- **Source material**
= = = =

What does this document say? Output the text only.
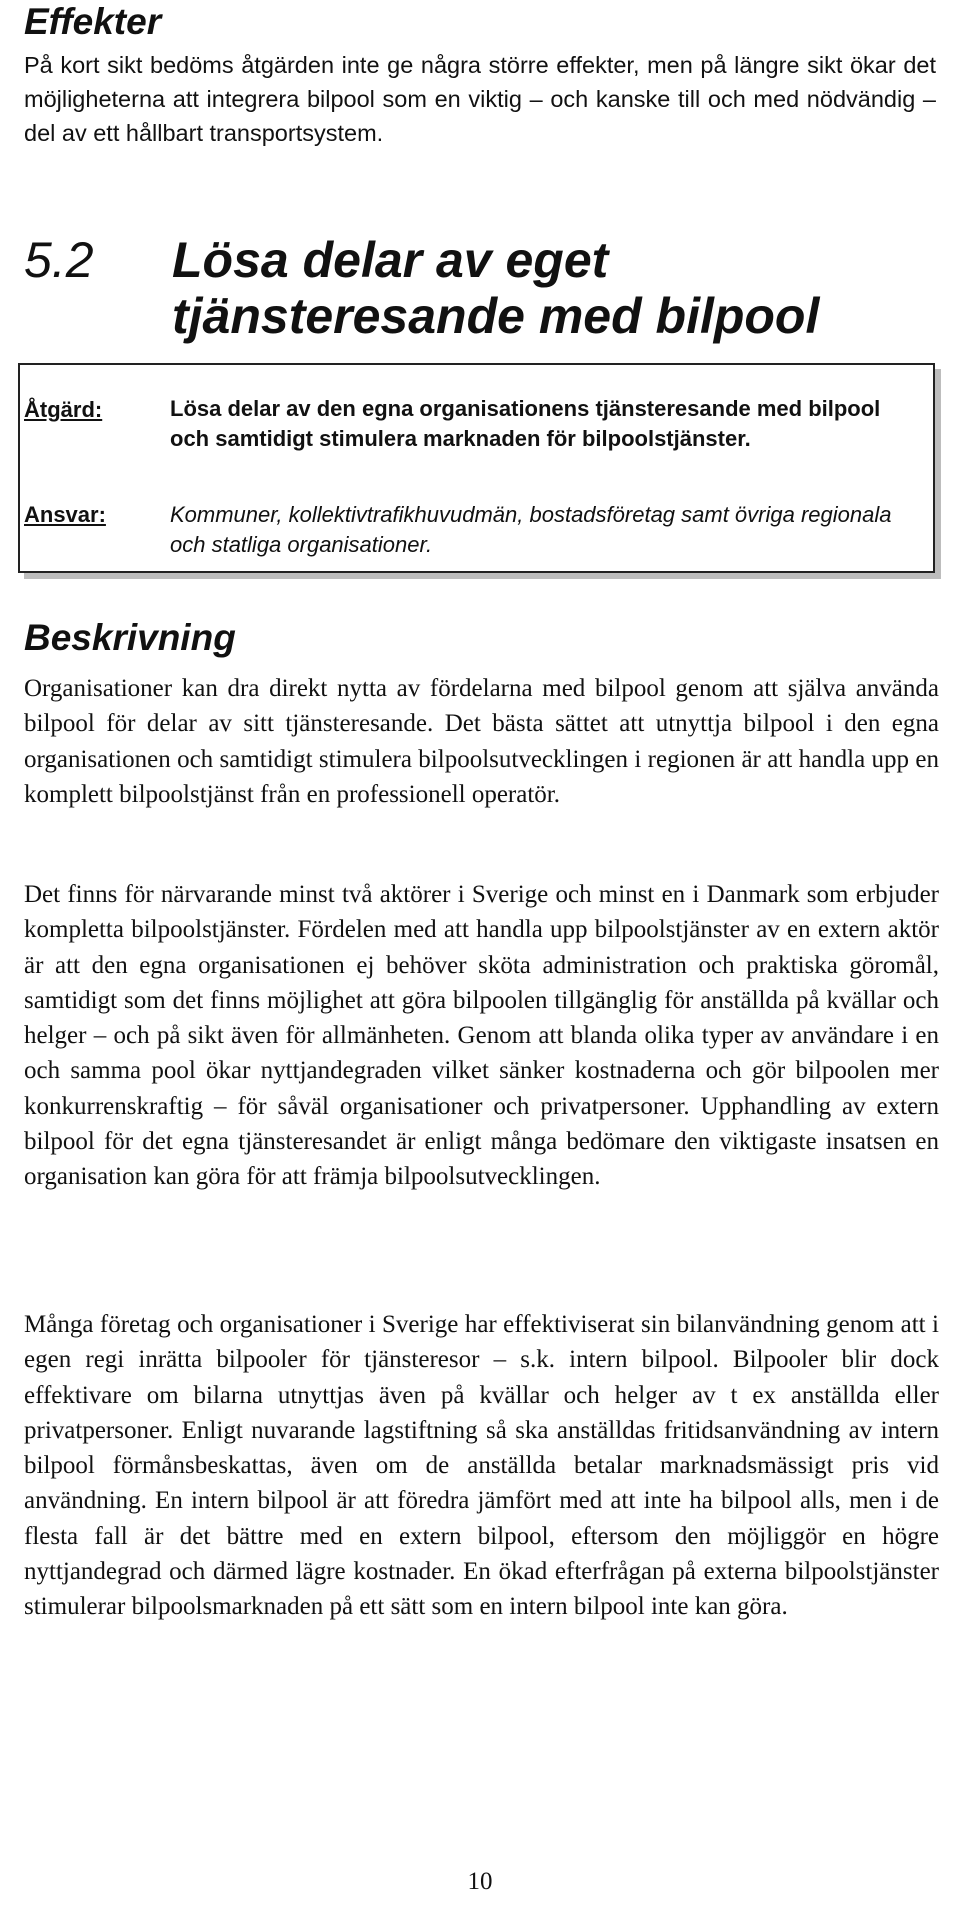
Effekter

På kort sikt bedöms åtgärden inte ge några större effekter, men på längre sikt ökar det möjligheterna att integrera bilpool som en viktig – och kanske till och med nödvändig – del av ett hållbart transportsystem.

5.2 Lösa delar av eget tjänsteresande med bilpool
Åtgärd:	Lösa delar av den egna organisationens tjänsteresande med bilpool och samtidigt stimulera marknaden för bilpoolstjänster.
Ansvar:	Kommuner, kollektivtrafikhuvudmän, bostadsföretag samt övriga regionala och statliga organisationer.
Beskrivning

Organisationer kan dra direkt nytta av fördelarna med bilpool genom att själva använda bilpool för delar av sitt tjänsteresande. Det bästa sättet att utnyttja bilpool i den egna organisationen och samtidigt stimulera bilpoolsutvecklingen i regionen är att handla upp en komplett bilpoolstjänst från en professionell operatör.

Det finns för närvarande minst två aktörer i Sverige och minst en i Danmark som erbjuder kompletta bilpoolstjänster. Fördelen med att handla upp bilpoolstjänster av en extern aktör är att den egna organisationen ej behöver sköta administration och praktiska göromål, samtidigt som det finns möjlighet att göra bilpoolen tillgänglig för anställda på kvällar och helger – och på sikt även för allmänheten. Genom att blanda olika typer av användare i en och samma pool ökar nyttjandegraden vilket sänker kostnaderna och gör bilpoolen mer konkurrenskraftig – för såväl organisationer och privatpersoner. Upphandling av extern bilpool för det egna tjänsteresandet är enligt många bedömare den viktigaste insatsen en organisation kan göra för att främja bilpoolsutvecklingen.

Många företag och organisationer i Sverige har effektiviserat sin bilanvändning genom att i egen regi inrätta bilpooler för tjänsteresor – s.k. intern bilpool. Bilpooler blir dock effektivare om bilarna utnyttjas även på kvällar och helger av t ex anställda eller privatpersoner. Enligt nuvarande lagstiftning så ska anställdas fritidsanvändning av intern bilpool förmånsbeskattas, även om de anställda betalar marknadsmässigt pris vid användning. En intern bilpool är att föredra jämfört med att inte ha bilpool alls, men i de flesta fall är det bättre med en extern bilpool, eftersom den möjliggör en högre nyttjandegrad och därmed lägre kostnader. En ökad efterfrågan på externa bilpoolstjänster stimulerar bilpoolsmarknaden på ett sätt som en intern bilpool inte kan göra.

10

= = = =

- **What you are asked to do**
Whenever a line above has the word "Lösa" in it, copy that line.

- **Solution to this exercise**
5.2 Lösa delar av eget tjänsteresande med bilpool
Åtgärd:	Lösa delar av den egna organisationens tjänsteresande med bilpool och samtidigt stimulera marknaden för bilpoolstjänster.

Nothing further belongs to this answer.